● **DO THIS**:
Among the entries below, find the lines with "ylabel" and copy them.

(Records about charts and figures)

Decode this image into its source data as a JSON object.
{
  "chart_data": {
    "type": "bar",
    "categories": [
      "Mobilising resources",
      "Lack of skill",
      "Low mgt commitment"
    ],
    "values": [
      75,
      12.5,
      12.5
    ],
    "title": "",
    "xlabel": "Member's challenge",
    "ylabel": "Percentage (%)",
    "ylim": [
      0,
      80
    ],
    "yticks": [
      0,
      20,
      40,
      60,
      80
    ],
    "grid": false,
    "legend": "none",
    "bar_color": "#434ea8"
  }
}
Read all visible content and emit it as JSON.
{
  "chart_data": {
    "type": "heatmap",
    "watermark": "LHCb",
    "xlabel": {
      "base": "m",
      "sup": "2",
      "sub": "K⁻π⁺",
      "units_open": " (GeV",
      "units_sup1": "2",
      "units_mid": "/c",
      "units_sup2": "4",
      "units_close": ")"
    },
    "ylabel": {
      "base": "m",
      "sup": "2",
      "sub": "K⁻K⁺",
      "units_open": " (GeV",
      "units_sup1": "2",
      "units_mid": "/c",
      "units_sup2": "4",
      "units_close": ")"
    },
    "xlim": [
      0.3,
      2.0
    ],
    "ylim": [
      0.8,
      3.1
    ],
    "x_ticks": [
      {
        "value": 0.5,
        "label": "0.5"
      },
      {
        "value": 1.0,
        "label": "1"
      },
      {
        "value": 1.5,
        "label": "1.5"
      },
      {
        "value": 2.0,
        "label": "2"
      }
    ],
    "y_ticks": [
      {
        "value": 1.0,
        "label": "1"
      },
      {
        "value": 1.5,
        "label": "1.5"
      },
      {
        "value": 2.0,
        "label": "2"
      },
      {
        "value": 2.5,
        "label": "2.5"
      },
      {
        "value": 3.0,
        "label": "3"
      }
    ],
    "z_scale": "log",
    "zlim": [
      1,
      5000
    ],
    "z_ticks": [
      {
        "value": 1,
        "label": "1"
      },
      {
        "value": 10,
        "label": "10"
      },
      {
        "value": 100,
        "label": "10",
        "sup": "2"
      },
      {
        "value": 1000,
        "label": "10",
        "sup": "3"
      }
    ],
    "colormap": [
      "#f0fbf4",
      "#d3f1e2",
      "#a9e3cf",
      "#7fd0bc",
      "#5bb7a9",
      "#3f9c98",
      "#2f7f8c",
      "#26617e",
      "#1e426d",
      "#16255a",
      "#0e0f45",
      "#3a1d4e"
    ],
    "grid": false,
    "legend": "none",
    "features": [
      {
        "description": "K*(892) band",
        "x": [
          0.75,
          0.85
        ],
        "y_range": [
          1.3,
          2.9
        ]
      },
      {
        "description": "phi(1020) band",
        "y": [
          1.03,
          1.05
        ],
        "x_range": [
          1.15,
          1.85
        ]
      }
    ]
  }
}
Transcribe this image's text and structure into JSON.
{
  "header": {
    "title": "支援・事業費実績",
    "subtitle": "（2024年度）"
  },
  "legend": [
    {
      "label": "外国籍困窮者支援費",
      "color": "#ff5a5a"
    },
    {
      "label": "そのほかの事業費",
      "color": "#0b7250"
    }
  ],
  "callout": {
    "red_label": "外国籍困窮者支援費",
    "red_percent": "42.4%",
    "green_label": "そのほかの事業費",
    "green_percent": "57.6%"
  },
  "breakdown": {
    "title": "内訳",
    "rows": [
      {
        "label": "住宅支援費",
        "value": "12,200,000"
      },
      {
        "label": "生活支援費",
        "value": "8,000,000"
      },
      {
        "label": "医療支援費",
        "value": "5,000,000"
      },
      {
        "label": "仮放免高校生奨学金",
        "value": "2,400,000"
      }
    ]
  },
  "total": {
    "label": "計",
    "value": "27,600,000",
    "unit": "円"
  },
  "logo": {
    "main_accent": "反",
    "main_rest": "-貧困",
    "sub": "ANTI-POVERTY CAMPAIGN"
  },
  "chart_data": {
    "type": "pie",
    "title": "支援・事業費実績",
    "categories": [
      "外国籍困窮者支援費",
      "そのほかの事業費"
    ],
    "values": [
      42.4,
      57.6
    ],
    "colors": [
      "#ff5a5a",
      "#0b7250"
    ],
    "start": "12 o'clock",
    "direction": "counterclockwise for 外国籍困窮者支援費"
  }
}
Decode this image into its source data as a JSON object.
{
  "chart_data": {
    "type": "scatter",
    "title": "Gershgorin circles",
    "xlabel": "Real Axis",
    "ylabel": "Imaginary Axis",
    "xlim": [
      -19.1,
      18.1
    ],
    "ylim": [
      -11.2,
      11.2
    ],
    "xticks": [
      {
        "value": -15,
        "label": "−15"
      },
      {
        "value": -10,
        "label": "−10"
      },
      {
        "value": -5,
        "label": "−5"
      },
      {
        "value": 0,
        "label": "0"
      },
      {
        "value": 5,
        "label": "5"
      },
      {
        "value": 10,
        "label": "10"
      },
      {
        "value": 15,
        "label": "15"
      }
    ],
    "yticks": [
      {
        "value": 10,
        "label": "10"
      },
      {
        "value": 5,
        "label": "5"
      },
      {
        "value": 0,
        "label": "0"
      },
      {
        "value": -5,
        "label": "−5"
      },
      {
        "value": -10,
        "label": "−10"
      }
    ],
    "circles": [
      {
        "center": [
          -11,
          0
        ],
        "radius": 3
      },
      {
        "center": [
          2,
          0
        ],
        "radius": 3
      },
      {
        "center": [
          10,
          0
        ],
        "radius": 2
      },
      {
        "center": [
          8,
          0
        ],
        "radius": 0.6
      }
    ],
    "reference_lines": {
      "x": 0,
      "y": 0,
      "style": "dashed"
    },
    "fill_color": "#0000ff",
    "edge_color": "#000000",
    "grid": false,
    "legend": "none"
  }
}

● **WORKED SOLUTION**:
    "ylabel": "Percentage (%)",
    "ylabel": {
    "ylabel": "Imaginary Axis",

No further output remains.